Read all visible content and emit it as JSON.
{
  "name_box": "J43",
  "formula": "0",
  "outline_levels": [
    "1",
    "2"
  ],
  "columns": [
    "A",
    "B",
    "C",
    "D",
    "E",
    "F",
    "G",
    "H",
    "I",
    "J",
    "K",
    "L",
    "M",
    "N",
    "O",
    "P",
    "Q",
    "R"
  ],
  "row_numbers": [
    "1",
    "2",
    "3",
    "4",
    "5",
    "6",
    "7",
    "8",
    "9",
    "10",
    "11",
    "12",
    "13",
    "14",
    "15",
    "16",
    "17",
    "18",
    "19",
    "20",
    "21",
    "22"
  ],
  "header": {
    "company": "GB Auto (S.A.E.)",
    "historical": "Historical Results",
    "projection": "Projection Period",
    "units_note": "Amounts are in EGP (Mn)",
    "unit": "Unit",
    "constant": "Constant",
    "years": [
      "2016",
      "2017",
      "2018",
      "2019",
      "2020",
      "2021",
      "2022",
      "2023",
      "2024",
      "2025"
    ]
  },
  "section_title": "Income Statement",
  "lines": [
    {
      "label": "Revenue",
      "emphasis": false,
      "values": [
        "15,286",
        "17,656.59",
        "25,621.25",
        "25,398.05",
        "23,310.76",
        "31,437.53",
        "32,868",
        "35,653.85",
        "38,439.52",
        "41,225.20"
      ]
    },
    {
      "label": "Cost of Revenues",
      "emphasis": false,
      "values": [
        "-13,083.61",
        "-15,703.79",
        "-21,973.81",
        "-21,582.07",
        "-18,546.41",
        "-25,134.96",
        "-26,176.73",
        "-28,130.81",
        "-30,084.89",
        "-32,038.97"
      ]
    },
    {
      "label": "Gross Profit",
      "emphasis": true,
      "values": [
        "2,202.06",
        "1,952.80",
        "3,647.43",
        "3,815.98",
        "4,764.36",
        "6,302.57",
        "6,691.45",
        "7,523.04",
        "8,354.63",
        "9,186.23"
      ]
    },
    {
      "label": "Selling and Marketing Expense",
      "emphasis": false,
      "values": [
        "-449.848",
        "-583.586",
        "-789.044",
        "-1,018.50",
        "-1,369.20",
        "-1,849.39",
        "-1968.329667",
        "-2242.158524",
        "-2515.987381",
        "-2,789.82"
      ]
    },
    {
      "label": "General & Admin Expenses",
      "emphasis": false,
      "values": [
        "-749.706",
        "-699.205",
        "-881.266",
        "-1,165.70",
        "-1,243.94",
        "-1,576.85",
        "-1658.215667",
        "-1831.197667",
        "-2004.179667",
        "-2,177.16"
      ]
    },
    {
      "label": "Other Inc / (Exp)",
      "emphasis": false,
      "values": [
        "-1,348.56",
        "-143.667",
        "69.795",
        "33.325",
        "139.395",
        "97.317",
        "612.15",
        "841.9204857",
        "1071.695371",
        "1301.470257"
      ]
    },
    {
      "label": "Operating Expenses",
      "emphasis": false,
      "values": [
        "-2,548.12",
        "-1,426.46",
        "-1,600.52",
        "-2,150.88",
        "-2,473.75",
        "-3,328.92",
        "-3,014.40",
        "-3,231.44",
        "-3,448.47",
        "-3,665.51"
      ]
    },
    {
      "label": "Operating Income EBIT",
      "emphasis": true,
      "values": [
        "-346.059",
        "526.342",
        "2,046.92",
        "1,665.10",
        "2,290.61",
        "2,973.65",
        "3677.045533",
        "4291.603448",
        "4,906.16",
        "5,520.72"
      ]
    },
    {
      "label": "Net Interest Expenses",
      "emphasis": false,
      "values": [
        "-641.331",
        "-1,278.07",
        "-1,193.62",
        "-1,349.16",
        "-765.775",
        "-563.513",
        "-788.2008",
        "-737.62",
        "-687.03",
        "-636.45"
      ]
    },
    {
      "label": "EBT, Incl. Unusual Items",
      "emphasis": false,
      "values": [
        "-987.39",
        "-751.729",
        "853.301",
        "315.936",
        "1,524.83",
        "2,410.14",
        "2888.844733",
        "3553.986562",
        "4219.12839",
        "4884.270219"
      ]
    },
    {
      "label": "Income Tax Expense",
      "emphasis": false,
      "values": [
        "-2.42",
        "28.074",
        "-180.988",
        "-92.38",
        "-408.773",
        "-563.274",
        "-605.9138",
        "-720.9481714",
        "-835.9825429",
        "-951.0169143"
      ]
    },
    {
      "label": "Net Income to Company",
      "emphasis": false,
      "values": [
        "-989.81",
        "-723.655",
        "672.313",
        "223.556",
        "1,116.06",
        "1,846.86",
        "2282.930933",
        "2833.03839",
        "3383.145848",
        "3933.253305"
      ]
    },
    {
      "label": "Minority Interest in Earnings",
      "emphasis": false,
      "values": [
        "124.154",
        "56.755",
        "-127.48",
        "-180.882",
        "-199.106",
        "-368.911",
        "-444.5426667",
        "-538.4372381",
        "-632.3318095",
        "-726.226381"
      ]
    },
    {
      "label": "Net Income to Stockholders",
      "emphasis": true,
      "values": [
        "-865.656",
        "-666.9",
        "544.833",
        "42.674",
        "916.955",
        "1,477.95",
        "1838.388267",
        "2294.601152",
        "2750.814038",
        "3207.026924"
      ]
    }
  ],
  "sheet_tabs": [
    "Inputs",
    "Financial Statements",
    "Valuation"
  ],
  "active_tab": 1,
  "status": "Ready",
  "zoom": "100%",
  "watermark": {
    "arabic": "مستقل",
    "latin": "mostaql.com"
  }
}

What is being asked
Set down the material above again, word for word.

Exercise solution
Read all visible content and emit it as JSON.
{
  "name_box": "J43",
  "formula": "0",
  "outline_levels": [
    "1",
    "2"
  ],
  "columns": [
    "A",
    "B",
    "C",
    "D",
    "E",
    "F",
    "G",
    "H",
    "I",
    "J",
    "K",
    "L",
    "M",
    "N",
    "O",
    "P",
    "Q",
    "R"
  ],
  "row_numbers": [
    "1",
    "2",
    "3",
    "4",
    "5",
    "6",
    "7",
    "8",
    "9",
    "10",
    "11",
    "12",
    "13",
    "14",
    "15",
    "16",
    "17",
    "18",
    "19",
    "20",
    "21",
    "22"
  ],
  "header": {
    "company": "GB Auto (S.A.E.)",
    "historical": "Historical Results",
    "projection": "Projection Period",
    "units_note": "Amounts are in EGP (Mn)",
    "unit": "Unit",
    "constant": "Constant",
    "years": [
      "2016",
      "2017",
      "2018",
      "2019",
      "2020",
      "2021",
      "2022",
      "2023",
      "2024",
      "2025"
    ]
  },
  "section_title": "Income Statement",
  "lines": [
    {
      "label": "Revenue",
      "emphasis": false,
      "values": [
        "15,286",
        "17,656.59",
        "25,621.25",
        "25,398.05",
        "23,310.76",
        "31,437.53",
        "32,868",
        "35,653.85",
        "38,439.52",
        "41,225.20"
      ]
    },
    {
      "label": "Cost of Revenues",
      "emphasis": false,
      "values": [
        "-13,083.61",
        "-15,703.79",
        "-21,973.81",
        "-21,582.07",
        "-18,546.41",
        "-25,134.96",
        "-26,176.73",
        "-28,130.81",
        "-30,084.89",
        "-32,038.97"
      ]
    },
    {
      "label": "Gross Profit",
      "emphasis": true,
      "values": [
        "2,202.06",
        "1,952.80",
        "3,647.43",
        "3,815.98",
        "4,764.36",
        "6,302.57",
        "6,691.45",
        "7,523.04",
        "8,354.63",
        "9,186.23"
      ]
    },
    {
      "label": "Selling and Marketing Expense",
      "emphasis": false,
      "values": [
        "-449.848",
        "-583.586",
        "-789.044",
        "-1,018.50",
        "-1,369.20",
        "-1,849.39",
        "-1968.329667",
        "-2242.158524",
        "-2515.987381",
        "-2,789.82"
      ]
    },
    {
      "label": "General & Admin Expenses",
      "emphasis": false,
      "values": [
        "-749.706",
        "-699.205",
        "-881.266",
        "-1,165.70",
        "-1,243.94",
        "-1,576.85",
        "-1658.215667",
        "-1831.197667",
        "-2004.179667",
        "-2,177.16"
      ]
    },
    {
      "label": "Other Inc / (Exp)",
      "emphasis": false,
      "values": [
        "-1,348.56",
        "-143.667",
        "69.795",
        "33.325",
        "139.395",
        "97.317",
        "612.15",
        "841.9204857",
        "1071.695371",
        "1301.470257"
      ]
    },
    {
      "label": "Operating Expenses",
      "emphasis": false,
      "values": [
        "-2,548.12",
        "-1,426.46",
        "-1,600.52",
        "-2,150.88",
        "-2,473.75",
        "-3,328.92",
        "-3,014.40",
        "-3,231.44",
        "-3,448.47",
        "-3,665.51"
      ]
    },
    {
      "label": "Operating Income EBIT",
      "emphasis": true,
      "values": [
        "-346.059",
        "526.342",
        "2,046.92",
        "1,665.10",
        "2,290.61",
        "2,973.65",
        "3677.045533",
        "4291.603448",
        "4,906.16",
        "5,520.72"
      ]
    },
    {
      "label": "Net Interest Expenses",
      "emphasis": false,
      "values": [
        "-641.331",
        "-1,278.07",
        "-1,193.62",
        "-1,349.16",
        "-765.775",
        "-563.513",
        "-788.2008",
        "-737.62",
        "-687.03",
        "-636.45"
      ]
    },
    {
      "label": "EBT, Incl. Unusual Items",
      "emphasis": false,
      "values": [
        "-987.39",
        "-751.729",
        "853.301",
        "315.936",
        "1,524.83",
        "2,410.14",
        "2888.844733",
        "3553.986562",
        "4219.12839",
        "4884.270219"
      ]
    },
    {
      "label": "Income Tax Expense",
      "emphasis": false,
      "values": [
        "-2.42",
        "28.074",
        "-180.988",
        "-92.38",
        "-408.773",
        "-563.274",
        "-605.9138",
        "-720.9481714",
        "-835.9825429",
        "-951.0169143"
      ]
    },
    {
      "label": "Net Income to Company",
      "emphasis": false,
      "values": [
        "-989.81",
        "-723.655",
        "672.313",
        "223.556",
        "1,116.06",
        "1,846.86",
        "2282.930933",
        "2833.03839",
        "3383.145848",
        "3933.253305"
      ]
    },
    {
      "label": "Minority Interest in Earnings",
      "emphasis": false,
      "values": [
        "124.154",
        "56.755",
        "-127.48",
        "-180.882",
        "-199.106",
        "-368.911",
        "-444.5426667",
        "-538.4372381",
        "-632.3318095",
        "-726.226381"
      ]
    },
    {
      "label": "Net Income to Stockholders",
      "emphasis": true,
      "values": [
        "-865.656",
        "-666.9",
        "544.833",
        "42.674",
        "916.955",
        "1,477.95",
        "1838.388267",
        "2294.601152",
        "2750.814038",
        "3207.026924"
      ]
    }
  ],
  "sheet_tabs": [
    "Inputs",
    "Financial Statements",
    "Valuation"
  ],
  "active_tab": 1,
  "status": "Ready",
  "zoom": "100%",
  "watermark": {
    "arabic": "مستقل",
    "latin": "mostaql.com"
  }
}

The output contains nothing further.